[Stored items]
• • • • • • •

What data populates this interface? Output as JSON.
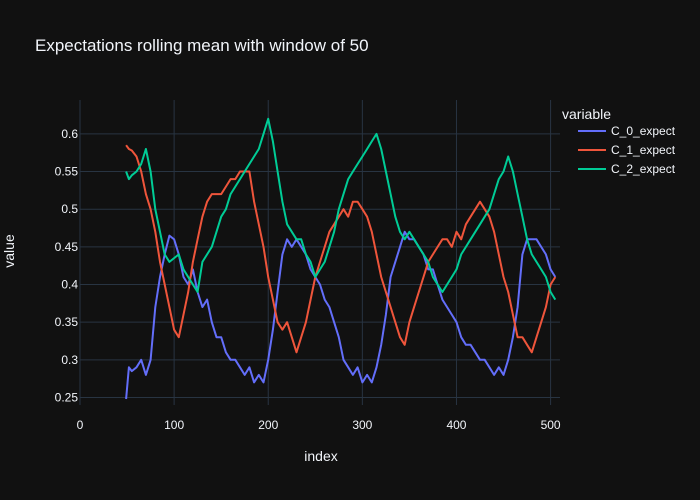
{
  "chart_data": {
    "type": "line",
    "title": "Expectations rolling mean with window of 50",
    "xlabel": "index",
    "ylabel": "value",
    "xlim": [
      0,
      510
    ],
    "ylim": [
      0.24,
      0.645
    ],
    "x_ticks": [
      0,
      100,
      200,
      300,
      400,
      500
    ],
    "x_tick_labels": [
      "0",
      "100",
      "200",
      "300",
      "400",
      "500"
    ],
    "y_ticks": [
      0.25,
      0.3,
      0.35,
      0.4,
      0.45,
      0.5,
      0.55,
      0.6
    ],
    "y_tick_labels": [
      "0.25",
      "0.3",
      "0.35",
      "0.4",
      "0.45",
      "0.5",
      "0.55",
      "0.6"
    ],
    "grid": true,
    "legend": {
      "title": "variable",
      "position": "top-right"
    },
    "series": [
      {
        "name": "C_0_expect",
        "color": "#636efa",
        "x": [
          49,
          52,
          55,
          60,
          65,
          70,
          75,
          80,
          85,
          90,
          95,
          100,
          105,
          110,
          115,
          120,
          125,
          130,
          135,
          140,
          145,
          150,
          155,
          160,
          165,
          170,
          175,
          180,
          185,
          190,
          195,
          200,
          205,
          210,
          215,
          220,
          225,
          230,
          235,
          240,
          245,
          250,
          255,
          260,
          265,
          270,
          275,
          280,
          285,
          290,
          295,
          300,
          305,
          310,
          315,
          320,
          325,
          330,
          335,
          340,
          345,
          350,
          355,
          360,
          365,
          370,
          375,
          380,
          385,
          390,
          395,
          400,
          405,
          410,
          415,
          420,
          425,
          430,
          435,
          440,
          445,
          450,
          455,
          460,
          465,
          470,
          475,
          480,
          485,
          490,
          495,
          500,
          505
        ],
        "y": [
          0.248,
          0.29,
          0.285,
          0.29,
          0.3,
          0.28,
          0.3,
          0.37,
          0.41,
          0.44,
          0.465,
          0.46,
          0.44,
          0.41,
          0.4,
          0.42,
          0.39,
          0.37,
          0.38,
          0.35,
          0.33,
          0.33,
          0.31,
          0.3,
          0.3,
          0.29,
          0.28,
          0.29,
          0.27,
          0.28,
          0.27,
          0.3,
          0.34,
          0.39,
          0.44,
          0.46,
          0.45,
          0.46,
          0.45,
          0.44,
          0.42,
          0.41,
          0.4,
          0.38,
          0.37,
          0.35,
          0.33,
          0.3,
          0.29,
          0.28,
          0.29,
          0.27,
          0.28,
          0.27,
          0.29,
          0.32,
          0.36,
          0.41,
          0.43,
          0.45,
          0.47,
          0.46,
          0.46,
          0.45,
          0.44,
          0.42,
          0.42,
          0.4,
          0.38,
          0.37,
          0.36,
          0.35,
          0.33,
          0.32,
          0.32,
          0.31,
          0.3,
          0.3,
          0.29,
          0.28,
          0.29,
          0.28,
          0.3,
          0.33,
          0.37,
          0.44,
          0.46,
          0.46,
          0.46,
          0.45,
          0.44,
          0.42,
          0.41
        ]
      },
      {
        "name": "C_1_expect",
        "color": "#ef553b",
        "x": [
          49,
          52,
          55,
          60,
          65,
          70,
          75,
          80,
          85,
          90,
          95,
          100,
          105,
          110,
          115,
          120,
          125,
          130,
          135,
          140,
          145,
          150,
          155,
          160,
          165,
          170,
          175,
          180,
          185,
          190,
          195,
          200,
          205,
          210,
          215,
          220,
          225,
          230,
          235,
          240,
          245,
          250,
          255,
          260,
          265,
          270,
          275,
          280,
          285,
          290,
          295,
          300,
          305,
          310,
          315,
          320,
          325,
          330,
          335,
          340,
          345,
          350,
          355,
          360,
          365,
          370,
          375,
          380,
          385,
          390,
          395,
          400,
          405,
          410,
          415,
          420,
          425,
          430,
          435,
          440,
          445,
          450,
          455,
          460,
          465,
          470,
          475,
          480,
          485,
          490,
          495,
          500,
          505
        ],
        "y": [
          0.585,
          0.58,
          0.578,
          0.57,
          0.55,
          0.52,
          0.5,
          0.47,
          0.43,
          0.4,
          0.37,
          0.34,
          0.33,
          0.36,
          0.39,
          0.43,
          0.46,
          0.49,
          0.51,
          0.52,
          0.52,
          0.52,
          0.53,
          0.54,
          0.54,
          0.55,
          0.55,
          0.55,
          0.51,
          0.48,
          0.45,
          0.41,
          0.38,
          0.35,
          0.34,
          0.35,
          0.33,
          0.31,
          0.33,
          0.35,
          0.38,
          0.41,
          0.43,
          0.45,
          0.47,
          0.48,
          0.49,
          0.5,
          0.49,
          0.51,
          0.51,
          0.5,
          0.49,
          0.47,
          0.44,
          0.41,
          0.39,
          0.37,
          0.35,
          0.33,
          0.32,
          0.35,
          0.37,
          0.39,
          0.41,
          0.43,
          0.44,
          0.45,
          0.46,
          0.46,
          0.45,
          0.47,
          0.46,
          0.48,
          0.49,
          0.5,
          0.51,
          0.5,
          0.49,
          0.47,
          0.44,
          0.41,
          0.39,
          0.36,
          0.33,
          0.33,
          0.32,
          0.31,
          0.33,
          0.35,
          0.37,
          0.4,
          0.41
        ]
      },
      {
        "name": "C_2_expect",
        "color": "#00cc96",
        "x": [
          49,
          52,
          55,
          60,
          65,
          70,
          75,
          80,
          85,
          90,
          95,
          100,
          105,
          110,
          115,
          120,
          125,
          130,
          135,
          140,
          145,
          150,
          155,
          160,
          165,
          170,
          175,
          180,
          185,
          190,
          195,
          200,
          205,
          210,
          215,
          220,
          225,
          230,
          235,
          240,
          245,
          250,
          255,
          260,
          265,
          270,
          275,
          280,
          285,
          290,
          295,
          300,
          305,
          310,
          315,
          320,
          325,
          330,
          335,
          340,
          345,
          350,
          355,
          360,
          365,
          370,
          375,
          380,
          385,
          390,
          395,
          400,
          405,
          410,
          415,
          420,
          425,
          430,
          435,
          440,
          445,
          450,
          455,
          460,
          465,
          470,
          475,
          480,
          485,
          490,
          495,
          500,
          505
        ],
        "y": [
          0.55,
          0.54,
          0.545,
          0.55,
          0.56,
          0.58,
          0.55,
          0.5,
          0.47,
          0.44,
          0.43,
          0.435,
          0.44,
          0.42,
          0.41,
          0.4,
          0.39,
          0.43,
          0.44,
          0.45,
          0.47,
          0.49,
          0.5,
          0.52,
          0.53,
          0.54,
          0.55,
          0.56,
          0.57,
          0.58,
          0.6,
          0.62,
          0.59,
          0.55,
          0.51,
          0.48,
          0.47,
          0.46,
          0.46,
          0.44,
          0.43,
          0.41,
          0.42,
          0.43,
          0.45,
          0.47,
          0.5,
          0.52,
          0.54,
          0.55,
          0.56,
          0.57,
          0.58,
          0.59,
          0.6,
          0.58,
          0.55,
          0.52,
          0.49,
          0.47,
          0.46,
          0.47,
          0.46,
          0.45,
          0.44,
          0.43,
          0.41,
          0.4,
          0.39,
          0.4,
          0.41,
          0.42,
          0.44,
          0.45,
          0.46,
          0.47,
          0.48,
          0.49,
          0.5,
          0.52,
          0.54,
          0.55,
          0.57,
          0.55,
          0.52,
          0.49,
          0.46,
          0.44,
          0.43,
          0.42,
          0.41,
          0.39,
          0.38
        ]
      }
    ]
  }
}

• • • • • • •

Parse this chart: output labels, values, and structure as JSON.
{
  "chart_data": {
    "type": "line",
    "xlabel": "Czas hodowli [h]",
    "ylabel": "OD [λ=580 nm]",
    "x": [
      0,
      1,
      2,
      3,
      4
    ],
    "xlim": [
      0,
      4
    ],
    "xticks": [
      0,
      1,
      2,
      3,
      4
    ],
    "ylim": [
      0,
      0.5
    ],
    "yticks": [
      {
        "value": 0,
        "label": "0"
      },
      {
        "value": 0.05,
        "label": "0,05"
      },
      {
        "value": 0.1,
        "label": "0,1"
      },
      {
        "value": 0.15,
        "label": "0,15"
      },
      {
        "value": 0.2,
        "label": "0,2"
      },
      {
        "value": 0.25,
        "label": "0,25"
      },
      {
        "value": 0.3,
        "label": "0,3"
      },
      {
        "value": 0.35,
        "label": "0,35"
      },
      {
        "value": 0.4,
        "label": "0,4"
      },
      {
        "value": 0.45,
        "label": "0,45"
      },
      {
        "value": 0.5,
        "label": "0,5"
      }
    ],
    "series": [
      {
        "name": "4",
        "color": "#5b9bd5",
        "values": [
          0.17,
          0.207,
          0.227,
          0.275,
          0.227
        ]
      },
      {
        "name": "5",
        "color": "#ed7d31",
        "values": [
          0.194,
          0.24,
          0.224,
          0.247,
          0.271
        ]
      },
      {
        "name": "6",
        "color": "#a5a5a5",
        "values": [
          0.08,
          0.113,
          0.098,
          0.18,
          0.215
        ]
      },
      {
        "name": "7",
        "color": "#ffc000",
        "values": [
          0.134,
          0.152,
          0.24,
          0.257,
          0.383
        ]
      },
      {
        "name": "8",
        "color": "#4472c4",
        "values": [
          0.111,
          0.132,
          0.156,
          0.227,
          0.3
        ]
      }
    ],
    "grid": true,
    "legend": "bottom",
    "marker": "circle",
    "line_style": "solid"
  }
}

• • • • • • •

Count the lines in the material above where the string "color" appears, then state only that count.

TASK RESPONSE: 8